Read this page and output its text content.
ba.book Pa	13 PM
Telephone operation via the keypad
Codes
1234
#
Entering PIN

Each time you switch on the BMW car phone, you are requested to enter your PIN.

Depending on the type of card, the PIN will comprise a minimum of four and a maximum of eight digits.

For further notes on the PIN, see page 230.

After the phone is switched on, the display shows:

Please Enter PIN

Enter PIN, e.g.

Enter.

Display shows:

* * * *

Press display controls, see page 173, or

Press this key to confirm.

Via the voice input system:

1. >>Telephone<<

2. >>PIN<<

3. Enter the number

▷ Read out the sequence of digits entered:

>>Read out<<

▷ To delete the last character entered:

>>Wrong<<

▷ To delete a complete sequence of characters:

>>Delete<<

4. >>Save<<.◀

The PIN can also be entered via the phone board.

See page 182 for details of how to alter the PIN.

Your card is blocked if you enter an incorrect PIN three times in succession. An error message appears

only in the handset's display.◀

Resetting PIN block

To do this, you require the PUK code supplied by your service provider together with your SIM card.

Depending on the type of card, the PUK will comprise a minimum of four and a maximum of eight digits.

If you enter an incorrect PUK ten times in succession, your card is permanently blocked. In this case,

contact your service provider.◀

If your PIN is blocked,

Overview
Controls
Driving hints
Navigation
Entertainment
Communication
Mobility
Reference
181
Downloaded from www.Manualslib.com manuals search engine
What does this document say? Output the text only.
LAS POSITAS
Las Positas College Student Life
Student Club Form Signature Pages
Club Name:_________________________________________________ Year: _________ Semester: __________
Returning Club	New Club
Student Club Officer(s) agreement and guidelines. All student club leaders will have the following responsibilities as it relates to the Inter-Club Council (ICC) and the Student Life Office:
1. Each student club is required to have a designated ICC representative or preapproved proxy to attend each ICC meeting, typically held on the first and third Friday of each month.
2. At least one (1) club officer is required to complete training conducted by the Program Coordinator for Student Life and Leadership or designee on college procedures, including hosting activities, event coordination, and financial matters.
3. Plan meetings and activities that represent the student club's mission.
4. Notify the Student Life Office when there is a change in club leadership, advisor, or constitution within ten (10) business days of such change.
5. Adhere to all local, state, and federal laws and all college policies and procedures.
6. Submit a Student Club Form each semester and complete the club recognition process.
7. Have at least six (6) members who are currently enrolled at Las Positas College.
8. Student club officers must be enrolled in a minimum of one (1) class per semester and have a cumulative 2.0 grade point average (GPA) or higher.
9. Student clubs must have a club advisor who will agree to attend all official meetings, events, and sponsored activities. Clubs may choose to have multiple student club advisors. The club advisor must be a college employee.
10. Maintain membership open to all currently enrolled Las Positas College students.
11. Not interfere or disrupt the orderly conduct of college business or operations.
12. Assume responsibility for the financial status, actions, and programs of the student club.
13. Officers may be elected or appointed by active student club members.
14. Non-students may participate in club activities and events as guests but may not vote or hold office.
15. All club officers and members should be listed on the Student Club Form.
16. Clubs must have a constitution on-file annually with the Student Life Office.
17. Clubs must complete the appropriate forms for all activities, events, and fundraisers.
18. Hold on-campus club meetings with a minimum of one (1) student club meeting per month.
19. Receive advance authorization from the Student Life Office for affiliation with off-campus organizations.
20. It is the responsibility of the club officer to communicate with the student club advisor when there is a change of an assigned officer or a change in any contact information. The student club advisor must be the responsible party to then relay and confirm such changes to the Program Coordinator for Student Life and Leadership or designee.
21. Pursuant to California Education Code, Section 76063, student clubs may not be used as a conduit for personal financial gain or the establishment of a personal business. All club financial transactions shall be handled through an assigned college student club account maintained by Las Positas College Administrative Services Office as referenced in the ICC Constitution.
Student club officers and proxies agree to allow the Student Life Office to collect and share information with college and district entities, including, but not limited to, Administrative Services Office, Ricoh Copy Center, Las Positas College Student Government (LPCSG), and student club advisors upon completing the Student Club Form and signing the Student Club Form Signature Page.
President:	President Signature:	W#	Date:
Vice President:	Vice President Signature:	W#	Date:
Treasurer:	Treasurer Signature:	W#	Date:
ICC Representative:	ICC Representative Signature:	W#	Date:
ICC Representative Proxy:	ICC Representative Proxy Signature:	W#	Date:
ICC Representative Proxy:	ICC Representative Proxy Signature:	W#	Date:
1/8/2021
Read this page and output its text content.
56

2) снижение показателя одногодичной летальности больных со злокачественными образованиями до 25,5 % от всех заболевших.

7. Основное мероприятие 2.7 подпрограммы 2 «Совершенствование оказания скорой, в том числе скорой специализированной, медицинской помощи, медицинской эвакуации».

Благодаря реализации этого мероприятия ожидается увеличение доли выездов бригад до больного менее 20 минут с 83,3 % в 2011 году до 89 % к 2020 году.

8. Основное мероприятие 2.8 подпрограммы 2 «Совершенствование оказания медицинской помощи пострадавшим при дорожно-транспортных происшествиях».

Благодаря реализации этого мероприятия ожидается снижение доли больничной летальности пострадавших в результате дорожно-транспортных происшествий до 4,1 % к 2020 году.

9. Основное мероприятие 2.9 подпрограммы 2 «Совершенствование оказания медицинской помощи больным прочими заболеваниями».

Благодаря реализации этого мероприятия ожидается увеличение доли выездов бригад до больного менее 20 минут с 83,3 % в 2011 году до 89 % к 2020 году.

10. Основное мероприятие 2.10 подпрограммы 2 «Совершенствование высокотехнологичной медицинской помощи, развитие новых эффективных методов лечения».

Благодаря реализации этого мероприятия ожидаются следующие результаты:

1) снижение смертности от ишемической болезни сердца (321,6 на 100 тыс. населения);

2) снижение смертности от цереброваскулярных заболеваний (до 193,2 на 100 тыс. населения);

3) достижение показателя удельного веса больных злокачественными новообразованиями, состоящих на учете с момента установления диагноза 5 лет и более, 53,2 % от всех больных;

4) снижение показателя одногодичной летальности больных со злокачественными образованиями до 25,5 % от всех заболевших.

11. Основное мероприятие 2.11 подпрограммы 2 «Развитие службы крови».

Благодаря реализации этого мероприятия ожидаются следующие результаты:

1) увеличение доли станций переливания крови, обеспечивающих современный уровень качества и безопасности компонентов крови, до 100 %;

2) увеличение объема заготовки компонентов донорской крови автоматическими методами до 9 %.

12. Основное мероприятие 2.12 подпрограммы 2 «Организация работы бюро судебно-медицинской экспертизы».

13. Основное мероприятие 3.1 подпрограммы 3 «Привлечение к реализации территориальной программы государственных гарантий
______________________________
### Exercise aim
Write out every line of the material again, exactly as it reads.

### Result of the task
Read this page and output its text content.
ba.book Pa	13 PM
Telephone operation via the keypad
Codes
1234
#
Entering PIN

Each time you switch on the BMW car phone, you are requested to enter your PIN.

Depending on the type of card, the PIN will comprise a minimum of four and a maximum of eight digits.

For further notes on the PIN, see page 230.

After the phone is switched on, the display shows:

Please Enter PIN

Enter PIN, e.g.

Enter.

Display shows:

* * * *

Press display controls, see page 173, or

Press this key to confirm.

Via the voice input system:

1. >>Telephone<<

2. >>PIN<<

3. Enter the number

▷ Read out the sequence of digits entered:

>>Read out<<

▷ To delete the last character entered:

>>Wrong<<

▷ To delete a complete sequence of characters:

>>Delete<<

4. >>Save<<.◀

The PIN can also be entered via the phone board.

See page 182 for details of how to alter the PIN.

Your card is blocked if you enter an incorrect PIN three times in succession. An error message appears

only in the handset's display.◀

Resetting PIN block

To do this, you require the PUK code supplied by your service provider together with your SIM card.

Depending on the type of card, the PUK will comprise a minimum of four and a maximum of eight digits.

If you enter an incorrect PUK ten times in succession, your card is permanently blocked. In this case,

contact your service provider.◀

If your PIN is blocked,

Overview
Controls
Driving hints
Navigation
Entertainment
Communication
Mobility
Reference
181
Downloaded from www.Manualslib.com manuals search engine
What does this document say? Output the text only.
LAS POSITAS
Las Positas College Student Life
Student Club Form Signature Pages
Club Name:_________________________________________________ Year: _________ Semester: __________
Returning Club	New Club
Student Club Officer(s) agreement and guidelines. All student club leaders will have the following responsibilities as it relates to the Inter-Club Council (ICC) and the Student Life Office:
1. Each student club is required to have a designated ICC representative or preapproved proxy to attend each ICC meeting, typically held on the first and third Friday of each month.
2. At least one (1) club officer is required to complete training conducted by the Program Coordinator for Student Life and Leadership or designee on college procedures, including hosting activities, event coordination, and financial matters.
3. Plan meetings and activities that represent the student club's mission.
4. Notify the Student Life Office when there is a change in club leadership, advisor, or constitution within ten (10) business days of such change.
5. Adhere to all local, state, and federal laws and all college policies and procedures.
6. Submit a Student Club Form each semester and complete the club recognition process.
7. Have at least six (6) members who are currently enrolled at Las Positas College.
8. Student club officers must be enrolled in a minimum of one (1) class per semester and have a cumulative 2.0 grade point average (GPA) or higher.
9. Student clubs must have a club advisor who will agree to attend all official meetings, events, and sponsored activities. Clubs may choose to have multiple student club advisors. The club advisor must be a college employee.
10. Maintain membership open to all currently enrolled Las Positas College students.
11. Not interfere or disrupt the orderly conduct of college business or operations.
12. Assume responsibility for the financial status, actions, and programs of the student club.
13. Officers may be elected or appointed by active student club members.
14. Non-students may participate in club activities and events as guests but may not vote or hold office.
15. All club officers and members should be listed on the Student Club Form.
16. Clubs must have a constitution on-file annually with the Student Life Office.
17. Clubs must complete the appropriate forms for all activities, events, and fundraisers.
18. Hold on-campus club meetings with a minimum of one (1) student club meeting per month.
19. Receive advance authorization from the Student Life Office for affiliation with off-campus organizations.
20. It is the responsibility of the club officer to communicate with the student club advisor when there is a change of an assigned officer or a change in any contact information. The student club advisor must be the responsible party to then relay and confirm such changes to the Program Coordinator for Student Life and Leadership or designee.
21. Pursuant to California Education Code, Section 76063, student clubs may not be used as a conduit for personal financial gain or the establishment of a personal business. All club financial transactions shall be handled through an assigned college student club account maintained by Las Positas College Administrative Services Office as referenced in the ICC Constitution.
Student club officers and proxies agree to allow the Student Life Office to collect and share information with college and district entities, including, but not limited to, Administrative Services Office, Ricoh Copy Center, Las Positas College Student Government (LPCSG), and student club advisors upon completing the Student Club Form and signing the Student Club Form Signature Page.
President:	President Signature:	W#	Date:
Vice President:	Vice President Signature:	W#	Date:
Treasurer:	Treasurer Signature:	W#	Date:
ICC Representative:	ICC Representative Signature:	W#	Date:
ICC Representative Proxy:	ICC Representative Proxy Signature:	W#	Date:
ICC Representative Proxy:	ICC Representative Proxy Signature:	W#	Date:
1/8/2021
Read this page and output its text content.
56

2) снижение показателя одногодичной летальности больных со злокачественными образованиями до 25,5 % от всех заболевших.

7. Основное мероприятие 2.7 подпрограммы 2 «Совершенствование оказания скорой, в том числе скорой специализированной, медицинской помощи, медицинской эвакуации».

Благодаря реализации этого мероприятия ожидается увеличение доли выездов бригад до больного менее 20 минут с 83,3 % в 2011 году до 89 % к 2020 году.

8. Основное мероприятие 2.8 подпрограммы 2 «Совершенствование оказания медицинской помощи пострадавшим при дорожно-транспортных происшествиях».

Благодаря реализации этого мероприятия ожидается снижение доли больничной летальности пострадавших в результате дорожно-транспортных происшествий до 4,1 % к 2020 году.

9. Основное мероприятие 2.9 подпрограммы 2 «Совершенствование оказания медицинской помощи больным прочими заболеваниями».

Благодаря реализации этого мероприятия ожидается увеличение доли выездов бригад до больного менее 20 минут с 83,3 % в 2011 году до 89 % к 2020 году.

10. Основное мероприятие 2.10 подпрограммы 2 «Совершенствование высокотехнологичной медицинской помощи, развитие новых эффективных методов лечения».

Благодаря реализации этого мероприятия ожидаются следующие результаты:

1) снижение смертности от ишемической болезни сердца (321,6 на 100 тыс. населения);

2) снижение смертности от цереброваскулярных заболеваний (до 193,2 на 100 тыс. населения);

3) достижение показателя удельного веса больных злокачественными новообразованиями, состоящих на учете с момента установления диагноза 5 лет и более, 53,2 % от всех больных;

4) снижение показателя одногодичной летальности больных со злокачественными образованиями до 25,5 % от всех заболевших.

11. Основное мероприятие 2.11 подпрограммы 2 «Развитие службы крови».

Благодаря реализации этого мероприятия ожидаются следующие результаты:

1) увеличение доли станций переливания крови, обеспечивающих современный уровень качества и безопасности компонентов крови, до 100 %;

2) увеличение объема заготовки компонентов донорской крови автоматическими методами до 9 %.

12. Основное мероприятие 2.12 подпрограммы 2 «Организация работы бюро судебно-медицинской экспертизы».

13. Основное мероприятие 3.1 подпрограммы 3 «Привлечение к реализации территориальной программы государственных гарантий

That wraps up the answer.